_Request:_ Within this material, how many lines have the string "that" in them? The answer is a number, with nothing added.

* Start *

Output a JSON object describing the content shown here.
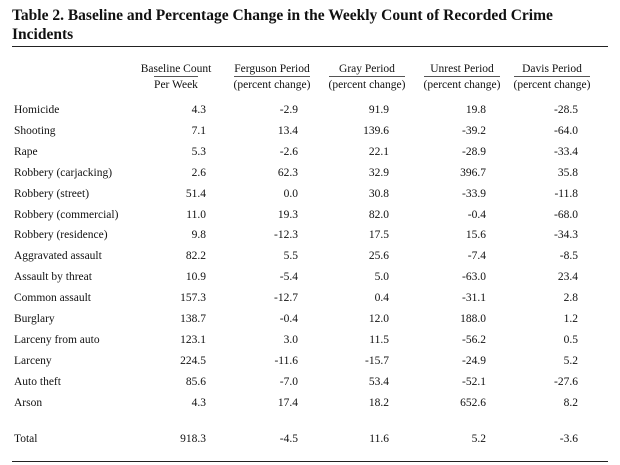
{
  "table": {
    "title": "Table 2.  Baseline and Percentage Change in the Weekly Count of Recorded Crime Incidents",
    "columns": [
      {
        "line1": "Baseline Count",
        "line2": "Per Week"
      },
      {
        "line1": "Ferguson Period",
        "line2": "(percent change)"
      },
      {
        "line1": "Gray Period",
        "line2": "(percent change)"
      },
      {
        "line1": "Unrest Period",
        "line2": "(percent change)"
      },
      {
        "line1": "Davis Period",
        "line2": "(percent change)"
      }
    ],
    "rows": [
      {
        "label": "Homicide",
        "values": [
          "4.3",
          "-2.9",
          "91.9",
          "19.8",
          "-28.5"
        ]
      },
      {
        "label": "Shooting",
        "values": [
          "7.1",
          "13.4",
          "139.6",
          "-39.2",
          "-64.0"
        ]
      },
      {
        "label": "Rape",
        "values": [
          "5.3",
          "-2.6",
          "22.1",
          "-28.9",
          "-33.4"
        ]
      },
      {
        "label": "Robbery (carjacking)",
        "values": [
          "2.6",
          "62.3",
          "32.9",
          "396.7",
          "35.8"
        ]
      },
      {
        "label": "Robbery (street)",
        "values": [
          "51.4",
          "0.0",
          "30.8",
          "-33.9",
          "-11.8"
        ]
      },
      {
        "label": "Robbery (commercial)",
        "values": [
          "11.0",
          "19.3",
          "82.0",
          "-0.4",
          "-68.0"
        ]
      },
      {
        "label": "Robbery (residence)",
        "values": [
          "9.8",
          "-12.3",
          "17.5",
          "15.6",
          "-34.3"
        ]
      },
      {
        "label": "Aggravated assault",
        "values": [
          "82.2",
          "5.5",
          "25.6",
          "-7.4",
          "-8.5"
        ]
      },
      {
        "label": "Assault by threat",
        "values": [
          "10.9",
          "-5.4",
          "5.0",
          "-63.0",
          "23.4"
        ]
      },
      {
        "label": "Common assault",
        "values": [
          "157.3",
          "-12.7",
          "0.4",
          "-31.1",
          "2.8"
        ]
      },
      {
        "label": "Burglary",
        "values": [
          "138.7",
          "-0.4",
          "12.0",
          "188.0",
          "1.2"
        ]
      },
      {
        "label": "Larceny from auto",
        "values": [
          "123.1",
          "3.0",
          "11.5",
          "-56.2",
          "0.5"
        ]
      },
      {
        "label": "Larceny",
        "values": [
          "224.5",
          "-11.6",
          "-15.7",
          "-24.9",
          "5.2"
        ]
      },
      {
        "label": "Auto theft",
        "values": [
          "85.6",
          "-7.0",
          "53.4",
          "-52.1",
          "-27.6"
        ]
      },
      {
        "label": "Arson",
        "values": [
          "4.3",
          "17.4",
          "18.2",
          "652.6",
          "8.2"
        ]
      }
    ],
    "total": {
      "label": "Total",
      "values": [
        "918.3",
        "-4.5",
        "11.6",
        "5.2",
        "-3.6"
      ]
    }
  }
}
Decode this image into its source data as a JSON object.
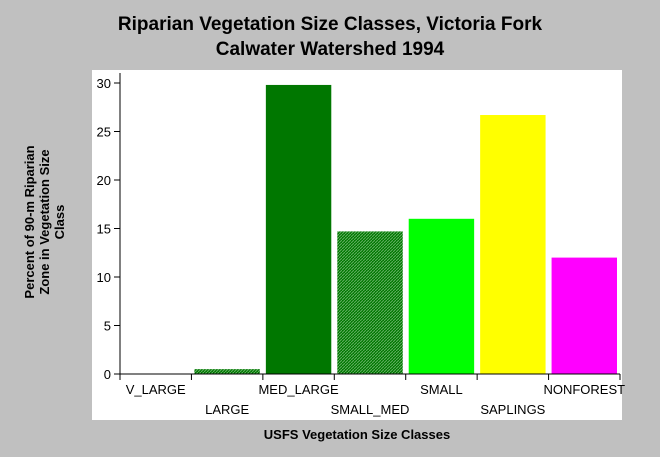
{
  "chart_data": {
    "type": "bar",
    "title_lines": [
      "Riparian Vegetation Size Classes, Victoria Fork",
      "Calwater Watershed 1994"
    ],
    "xlabel": "USFS Vegetation Size Classes",
    "ylabel_lines": [
      "Percent of 90-m Riparian",
      "Zone in Vegetation Size",
      "Class"
    ],
    "categories": [
      "V_LARGE",
      "LARGE",
      "MED_LARGE",
      "SMALL_MED",
      "SMALL",
      "SAPLINGS",
      "NONFOREST"
    ],
    "values": [
      0,
      0.5,
      29.8,
      14.7,
      16.0,
      26.7,
      12.0
    ],
    "colors": [
      "#007700",
      "#007700",
      "#007700",
      "#007700",
      "#00ff00",
      "#ffff00",
      "#ff00ff"
    ],
    "patterns": [
      "solid",
      "hatched",
      "solid",
      "hatched",
      "solid",
      "solid",
      "solid"
    ],
    "ylim": [
      0,
      30
    ],
    "yticks": [
      0,
      5,
      10,
      15,
      20,
      25,
      30
    ],
    "grid": false,
    "legend": "none"
  }
}
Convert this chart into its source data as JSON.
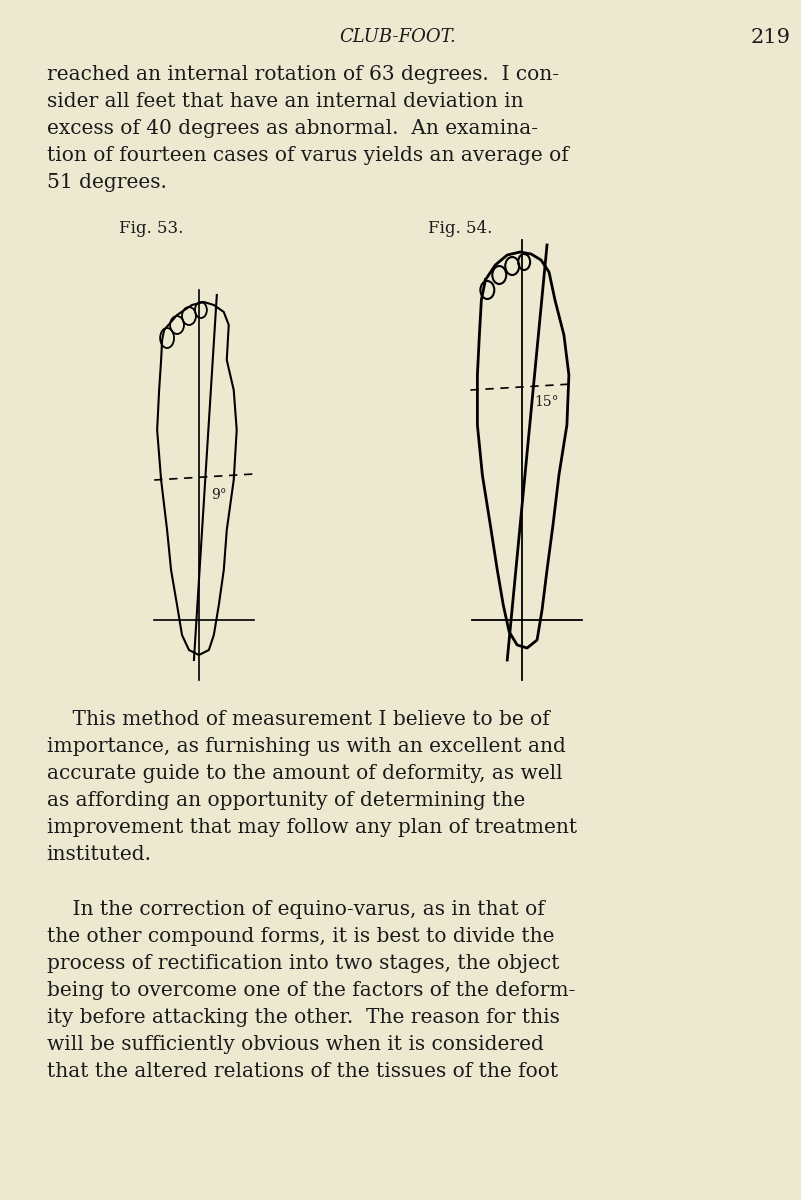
{
  "bg_color": "#EDE8D0",
  "text_color": "#1a1a1a",
  "header_title": "CLUB-FOOT.",
  "header_page": "219",
  "fig53_label": "Fig. 53.",
  "fig54_label": "Fig. 54.",
  "para1": "reached an internal rotation of 63 degrees.  I con-\nsider all feet that have an internal deviation in\nexcess of 40 degrees as abnormal.  An examina-\ntion of fourteen cases of varus yields an average of\n51 degrees.",
  "para2": "    This method of measurement I believe to be of\nimportance, as furnishing us with an excellent and\naccurate guide to the amount of deformity, as well\nas affording an opportunity of determining the\nimprovement that may follow any plan of treatment\ninstituted.",
  "para3": "    In the correction of equino-varus, as in that of\nthe other compound forms, it is best to divide the\nprocess of rectification into two stages, the object\nbeing to overcome one of the factors of the deform-\nity before attacking the other.  The reason for this\nwill be sufficiently obvious when it is considered\nthat the altered relations of the tissues of the foot",
  "angle53": "9°",
  "angle54": "15°"
}
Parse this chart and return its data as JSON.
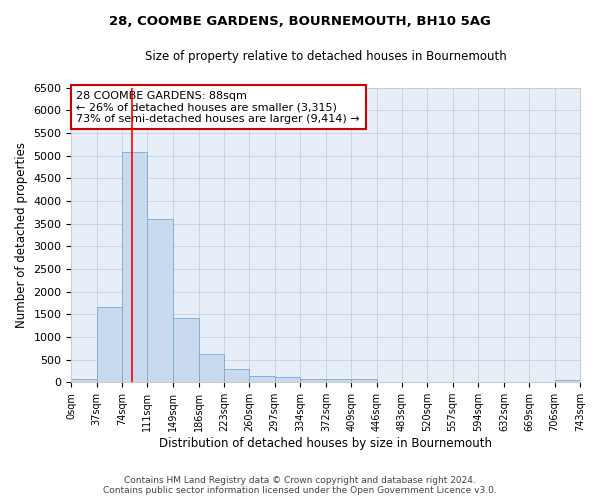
{
  "title": "28, COOMBE GARDENS, BOURNEMOUTH, BH10 5AG",
  "subtitle": "Size of property relative to detached houses in Bournemouth",
  "xlabel": "Distribution of detached houses by size in Bournemouth",
  "ylabel": "Number of detached properties",
  "footer_line1": "Contains HM Land Registry data © Crown copyright and database right 2024.",
  "footer_line2": "Contains public sector information licensed under the Open Government Licence v3.0.",
  "bin_edges": [
    0,
    37,
    74,
    111,
    149,
    186,
    223,
    260,
    297,
    334,
    372,
    409,
    446,
    483,
    520,
    557,
    594,
    632,
    669,
    706,
    743
  ],
  "bar_heights": [
    75,
    1650,
    5075,
    3600,
    1420,
    615,
    290,
    145,
    110,
    75,
    65,
    65,
    0,
    0,
    0,
    0,
    0,
    0,
    0,
    55
  ],
  "bar_color": "#c9d9ee",
  "bar_edge_color": "#7aaad0",
  "red_line_x": 88,
  "ylim": [
    0,
    6500
  ],
  "yticks": [
    0,
    500,
    1000,
    1500,
    2000,
    2500,
    3000,
    3500,
    4000,
    4500,
    5000,
    5500,
    6000,
    6500
  ],
  "annotation_text": "28 COOMBE GARDENS: 88sqm\n← 26% of detached houses are smaller (3,315)\n73% of semi-detached houses are larger (9,414) →",
  "annotation_box_color": "#ffffff",
  "annotation_box_edge_color": "#cc0000",
  "grid_color": "#c8d4e8",
  "background_color": "#e8eef8"
}
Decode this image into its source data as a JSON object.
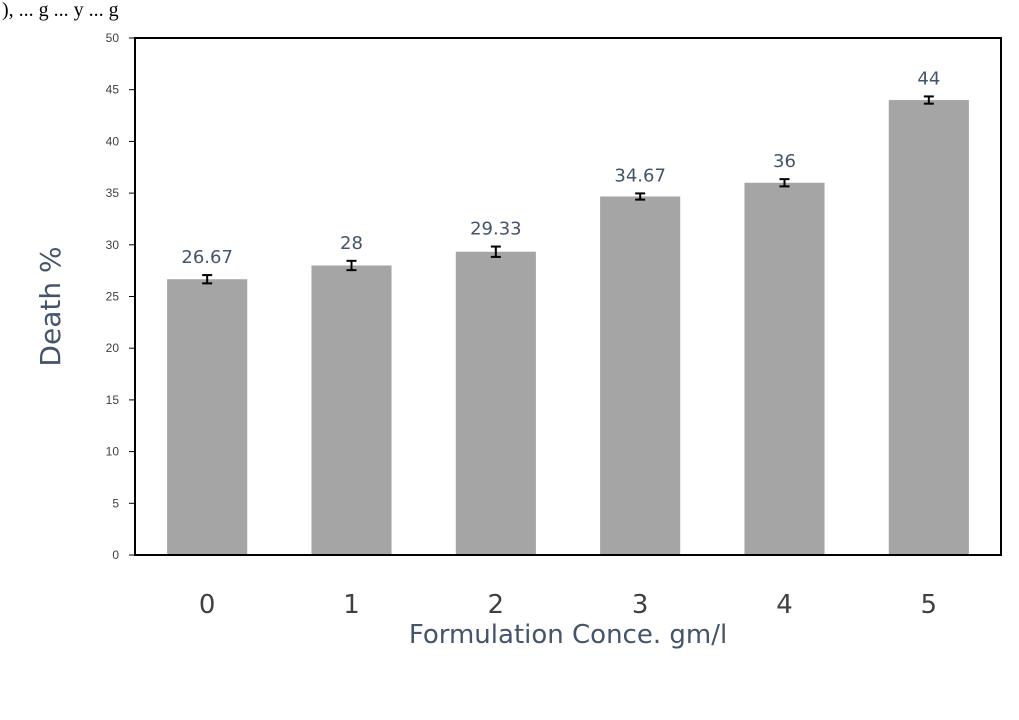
{
  "caption_fragment": "), ... g ... y ... g",
  "colors": {
    "bar": "#a5a5a5",
    "axis": "#000000",
    "text": "#404040",
    "label": "#44546a",
    "error_bar": "#000000"
  },
  "chart_data": {
    "type": "bar",
    "title": "",
    "xlabel": "Formulation Conce. gm/l",
    "ylabel": "Death %",
    "categories": [
      "0",
      "1",
      "2",
      "3",
      "4",
      "5"
    ],
    "values": [
      26.67,
      28,
      29.33,
      34.67,
      36,
      44
    ],
    "data_labels": [
      "26.67",
      "28",
      "29.33",
      "34.67",
      "36",
      "44"
    ],
    "error": [
      0.4,
      0.45,
      0.5,
      0.3,
      0.35,
      0.35
    ],
    "ylim": [
      0,
      50
    ],
    "yticks": [
      0,
      5,
      10,
      15,
      20,
      25,
      30,
      35,
      40,
      45,
      50
    ],
    "grid": false,
    "legend": "none"
  }
}
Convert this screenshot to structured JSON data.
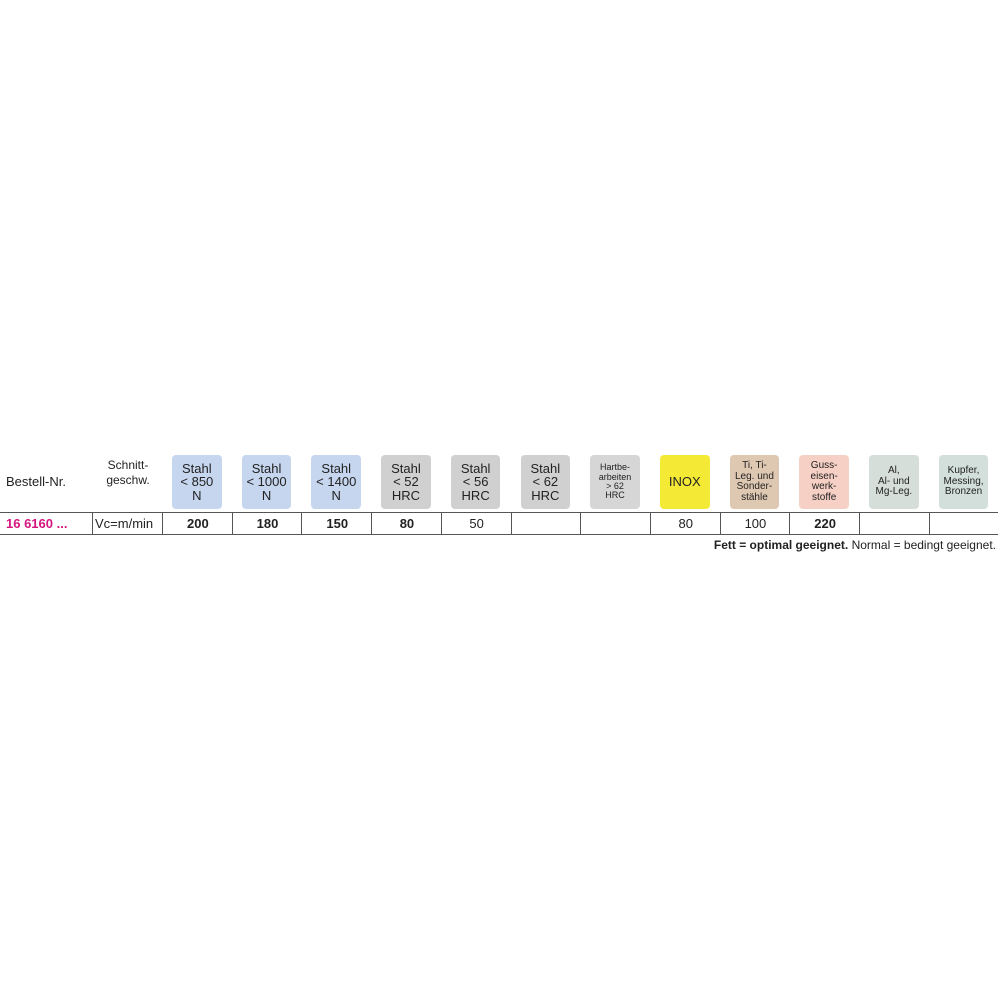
{
  "table": {
    "header": {
      "order_no": "Bestell-Nr.",
      "speed": [
        "Schnitt-",
        "geschw."
      ]
    },
    "materials": [
      {
        "lines": [
          "Stahl",
          "< 850",
          "N"
        ],
        "color": "#c6d6ee"
      },
      {
        "lines": [
          "Stahl",
          "< 1000",
          "N"
        ],
        "color": "#c6d6ee"
      },
      {
        "lines": [
          "Stahl",
          "< 1400",
          "N"
        ],
        "color": "#c6d6ee"
      },
      {
        "lines": [
          "Stahl",
          "< 52",
          "HRC"
        ],
        "color": "#d0d0d0"
      },
      {
        "lines": [
          "Stahl",
          "< 56",
          "HRC"
        ],
        "color": "#d0d0d0"
      },
      {
        "lines": [
          "Stahl",
          "< 62",
          "HRC"
        ],
        "color": "#d0d0d0"
      },
      {
        "lines": [
          "Hartbe-",
          "arbeiten",
          "> 62",
          "HRC"
        ],
        "color": "#d6d6d6"
      },
      {
        "lines": [
          "INOX"
        ],
        "color": "#f4e935"
      },
      {
        "lines": [
          "Ti, Ti-",
          "Leg. und",
          "Sonder-",
          "stähle"
        ],
        "color": "#dfc8b2"
      },
      {
        "lines": [
          "Guss-",
          "eisen-",
          "werk-",
          "stoffe"
        ],
        "color": "#f6d0c4"
      },
      {
        "lines": [
          "Al,",
          "Al- und",
          "Mg-Leg."
        ],
        "color": "#d5ded8"
      },
      {
        "lines": [
          "Kupfer,",
          "Messing,",
          "Bronzen"
        ],
        "color": "#d2dfda"
      }
    ],
    "row": {
      "order_no": "16 6160 ...",
      "unit": "Vc=m/min",
      "values": [
        200,
        180,
        150,
        80,
        50,
        null,
        null,
        80,
        100,
        220,
        null,
        null
      ],
      "bold": [
        true,
        true,
        true,
        true,
        false,
        false,
        false,
        false,
        false,
        true,
        false,
        false
      ]
    },
    "footer": {
      "bold": "Fett = optimal geeignet.",
      "normal": "Normal = bedingt geeignet."
    }
  }
}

* End *

_Expected output:_ 3